- [REQUIREMENTS] Give the entries again, word for word.

- [Extracted records]
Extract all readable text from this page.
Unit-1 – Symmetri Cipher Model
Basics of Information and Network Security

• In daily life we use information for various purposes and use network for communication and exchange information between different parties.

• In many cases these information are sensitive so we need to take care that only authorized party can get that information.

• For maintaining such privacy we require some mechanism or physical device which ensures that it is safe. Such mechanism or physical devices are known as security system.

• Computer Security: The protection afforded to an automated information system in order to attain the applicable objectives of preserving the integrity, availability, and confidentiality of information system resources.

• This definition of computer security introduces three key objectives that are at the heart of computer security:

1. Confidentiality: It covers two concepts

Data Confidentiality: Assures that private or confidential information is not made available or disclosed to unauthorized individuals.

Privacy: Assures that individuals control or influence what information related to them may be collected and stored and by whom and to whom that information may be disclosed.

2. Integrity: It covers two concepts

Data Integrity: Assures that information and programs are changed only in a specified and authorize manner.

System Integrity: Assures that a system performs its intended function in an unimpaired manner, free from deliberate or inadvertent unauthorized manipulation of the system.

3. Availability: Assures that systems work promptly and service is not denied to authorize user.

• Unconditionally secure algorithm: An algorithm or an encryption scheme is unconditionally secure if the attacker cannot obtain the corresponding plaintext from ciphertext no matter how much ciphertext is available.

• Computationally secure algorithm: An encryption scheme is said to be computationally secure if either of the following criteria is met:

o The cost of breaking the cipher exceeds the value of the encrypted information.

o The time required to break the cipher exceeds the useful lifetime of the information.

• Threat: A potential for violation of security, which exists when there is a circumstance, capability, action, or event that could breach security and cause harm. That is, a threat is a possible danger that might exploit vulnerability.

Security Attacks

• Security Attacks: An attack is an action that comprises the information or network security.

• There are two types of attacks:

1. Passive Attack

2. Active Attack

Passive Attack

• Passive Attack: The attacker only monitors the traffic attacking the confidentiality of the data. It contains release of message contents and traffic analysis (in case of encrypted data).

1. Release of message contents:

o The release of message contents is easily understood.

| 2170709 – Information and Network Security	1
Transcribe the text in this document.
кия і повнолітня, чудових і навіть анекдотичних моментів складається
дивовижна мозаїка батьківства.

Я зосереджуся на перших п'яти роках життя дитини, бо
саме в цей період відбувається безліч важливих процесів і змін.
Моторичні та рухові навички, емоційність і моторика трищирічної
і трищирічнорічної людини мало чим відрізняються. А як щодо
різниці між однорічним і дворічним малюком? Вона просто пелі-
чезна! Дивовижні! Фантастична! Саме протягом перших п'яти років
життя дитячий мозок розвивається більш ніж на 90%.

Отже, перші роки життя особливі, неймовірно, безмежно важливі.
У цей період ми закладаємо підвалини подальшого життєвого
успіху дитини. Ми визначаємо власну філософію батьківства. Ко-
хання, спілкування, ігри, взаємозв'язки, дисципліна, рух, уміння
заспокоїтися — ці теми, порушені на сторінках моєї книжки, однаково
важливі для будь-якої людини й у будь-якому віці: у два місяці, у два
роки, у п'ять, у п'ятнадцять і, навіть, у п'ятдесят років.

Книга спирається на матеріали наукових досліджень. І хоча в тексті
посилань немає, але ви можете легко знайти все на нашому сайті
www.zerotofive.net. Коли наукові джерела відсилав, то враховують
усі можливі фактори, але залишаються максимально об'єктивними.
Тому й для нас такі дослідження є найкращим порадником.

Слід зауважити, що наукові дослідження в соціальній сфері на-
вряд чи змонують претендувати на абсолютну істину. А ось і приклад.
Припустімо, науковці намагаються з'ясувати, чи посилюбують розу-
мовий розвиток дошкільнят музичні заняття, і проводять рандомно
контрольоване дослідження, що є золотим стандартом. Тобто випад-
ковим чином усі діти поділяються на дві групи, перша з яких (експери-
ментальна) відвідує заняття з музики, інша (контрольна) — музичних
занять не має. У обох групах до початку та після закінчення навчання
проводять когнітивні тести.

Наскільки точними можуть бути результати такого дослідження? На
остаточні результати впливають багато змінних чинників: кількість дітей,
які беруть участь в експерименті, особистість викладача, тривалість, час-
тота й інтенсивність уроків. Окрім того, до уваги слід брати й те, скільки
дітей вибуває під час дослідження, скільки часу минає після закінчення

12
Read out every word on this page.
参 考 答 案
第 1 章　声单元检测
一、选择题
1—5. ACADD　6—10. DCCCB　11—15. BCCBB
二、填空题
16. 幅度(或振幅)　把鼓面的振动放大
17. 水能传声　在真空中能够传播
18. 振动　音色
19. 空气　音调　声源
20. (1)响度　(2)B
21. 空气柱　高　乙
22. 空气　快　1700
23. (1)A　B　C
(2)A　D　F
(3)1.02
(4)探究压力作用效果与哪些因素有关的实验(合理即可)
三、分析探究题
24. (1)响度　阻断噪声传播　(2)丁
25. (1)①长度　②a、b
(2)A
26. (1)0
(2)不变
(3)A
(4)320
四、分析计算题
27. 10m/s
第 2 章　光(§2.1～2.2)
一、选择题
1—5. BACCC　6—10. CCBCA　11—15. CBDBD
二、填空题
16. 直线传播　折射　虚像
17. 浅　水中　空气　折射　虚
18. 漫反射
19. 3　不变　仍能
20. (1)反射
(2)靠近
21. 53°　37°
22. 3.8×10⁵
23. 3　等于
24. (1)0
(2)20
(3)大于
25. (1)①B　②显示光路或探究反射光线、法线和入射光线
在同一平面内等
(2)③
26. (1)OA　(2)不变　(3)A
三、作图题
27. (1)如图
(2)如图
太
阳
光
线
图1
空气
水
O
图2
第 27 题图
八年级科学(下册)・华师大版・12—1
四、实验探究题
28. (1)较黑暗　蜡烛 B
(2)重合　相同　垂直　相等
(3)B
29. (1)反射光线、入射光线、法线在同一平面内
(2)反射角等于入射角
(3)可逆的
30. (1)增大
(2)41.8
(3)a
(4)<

- [RESPONSE]
Extract all readable text from this page.
Unit-1 – Symmetri Cipher Model
Basics of Information and Network Security

• In daily life we use information for various purposes and use network for communication and exchange information between different parties.

• In many cases these information are sensitive so we need to take care that only authorized party can get that information.

• For maintaining such privacy we require some mechanism or physical device which ensures that it is safe. Such mechanism or physical devices are known as security system.

• Computer Security: The protection afforded to an automated information system in order to attain the applicable objectives of preserving the integrity, availability, and confidentiality of information system resources.

• This definition of computer security introduces three key objectives that are at the heart of computer security:

1. Confidentiality: It covers two concepts

Data Confidentiality: Assures that private or confidential information is not made available or disclosed to unauthorized individuals.

Privacy: Assures that individuals control or influence what information related to them may be collected and stored and by whom and to whom that information may be disclosed.

2. Integrity: It covers two concepts

Data Integrity: Assures that information and programs are changed only in a specified and authorize manner.

System Integrity: Assures that a system performs its intended function in an unimpaired manner, free from deliberate or inadvertent unauthorized manipulation of the system.

3. Availability: Assures that systems work promptly and service is not denied to authorize user.

• Unconditionally secure algorithm: An algorithm or an encryption scheme is unconditionally secure if the attacker cannot obtain the corresponding plaintext from ciphertext no matter how much ciphertext is available.

• Computationally secure algorithm: An encryption scheme is said to be computationally secure if either of the following criteria is met:

o The cost of breaking the cipher exceeds the value of the encrypted information.

o The time required to break the cipher exceeds the useful lifetime of the information.

• Threat: A potential for violation of security, which exists when there is a circumstance, capability, action, or event that could breach security and cause harm. That is, a threat is a possible danger that might exploit vulnerability.

Security Attacks

• Security Attacks: An attack is an action that comprises the information or network security.

• There are two types of attacks:

1. Passive Attack

2. Active Attack

Passive Attack

• Passive Attack: The attacker only monitors the traffic attacking the confidentiality of the data. It contains release of message contents and traffic analysis (in case of encrypted data).

1. Release of message contents:

o The release of message contents is easily understood.

| 2170709 – Information and Network Security	1
Transcribe the text in this document.
кия і повнолітня, чудових і навіть анекдотичних моментів складається
дивовижна мозаїка батьківства.

Я зосереджуся на перших п'яти роках життя дитини, бо
саме в цей період відбувається безліч важливих процесів і змін.
Моторичні та рухові навички, емоційність і моторика трищирічної
і трищирічнорічної людини мало чим відрізняються. А як щодо
різниці між однорічним і дворічним малюком? Вона просто пелі-
чезна! Дивовижні! Фантастична! Саме протягом перших п'яти років
життя дитячий мозок розвивається більш ніж на 90%.

Отже, перші роки життя особливі, неймовірно, безмежно важливі.
У цей період ми закладаємо підвалини подальшого життєвого
успіху дитини. Ми визначаємо власну філософію батьківства. Ко-
хання, спілкування, ігри, взаємозв'язки, дисципліна, рух, уміння
заспокоїтися — ці теми, порушені на сторінках моєї книжки, однаково
важливі для будь-якої людини й у будь-якому віці: у два місяці, у два
роки, у п'ять, у п'ятнадцять і, навіть, у п'ятдесят років.

Книга спирається на матеріали наукових досліджень. І хоча в тексті
посилань немає, але ви можете легко знайти все на нашому сайті
www.zerotofive.net. Коли наукові джерела відсилав, то враховують
усі можливі фактори, але залишаються максимально об'єктивними.
Тому й для нас такі дослідження є найкращим порадником.

Слід зауважити, що наукові дослідження в соціальній сфері на-
вряд чи змонують претендувати на абсолютну істину. А ось і приклад.
Припустімо, науковці намагаються з'ясувати, чи посилюбують розу-
мовий розвиток дошкільнят музичні заняття, і проводять рандомно
контрольоване дослідження, що є золотим стандартом. Тобто випад-
ковим чином усі діти поділяються на дві групи, перша з яких (експери-
ментальна) відвідує заняття з музики, інша (контрольна) — музичних
занять не має. У обох групах до початку та після закінчення навчання
проводять когнітивні тести.

Наскільки точними можуть бути результати такого дослідження? На
остаточні результати впливають багато змінних чинників: кількість дітей,
які беруть участь в експерименті, особистість викладача, тривалість, час-
тота й інтенсивність уроків. Окрім того, до уваги слід брати й те, скільки
дітей вибуває під час дослідження, скільки часу минає після закінчення

12
Read out every word on this page.
参 考 答 案
第 1 章　声单元检测
一、选择题
1—5. ACADD　6—10. DCCCB　11—15. BCCBB
二、填空题
16. 幅度(或振幅)　把鼓面的振动放大
17. 水能传声　在真空中能够传播
18. 振动　音色
19. 空气　音调　声源
20. (1)响度　(2)B
21. 空气柱　高　乙
22. 空气　快　1700
23. (1)A　B　C
(2)A　D　F
(3)1.02
(4)探究压力作用效果与哪些因素有关的实验(合理即可)
三、分析探究题
24. (1)响度　阻断噪声传播　(2)丁
25. (1)①长度　②a、b
(2)A
26. (1)0
(2)不变
(3)A
(4)320
四、分析计算题
27. 10m/s
第 2 章　光(§2.1～2.2)
一、选择题
1—5. BACCC　6—10. CCBCA　11—15. CBDBD
二、填空题
16. 直线传播　折射　虚像
17. 浅　水中　空气　折射　虚
18. 漫反射
19. 3　不变　仍能
20. (1)反射
(2)靠近
21. 53°　37°
22. 3.8×10⁵
23. 3　等于
24. (1)0
(2)20
(3)大于
25. (1)①B　②显示光路或探究反射光线、法线和入射光线
在同一平面内等
(2)③
26. (1)OA　(2)不变　(3)A
三、作图题
27. (1)如图
(2)如图
太
阳
光
线
图1
空气
水
O
图2
第 27 题图
八年级科学(下册)・华师大版・12—1
四、实验探究题
28. (1)较黑暗　蜡烛 B
(2)重合　相同　垂直　相等
(3)B
29. (1)反射光线、入射光线、法线在同一平面内
(2)反射角等于入射角
(3)可逆的
30. (1)增大
(2)41.8
(3)a
(4)<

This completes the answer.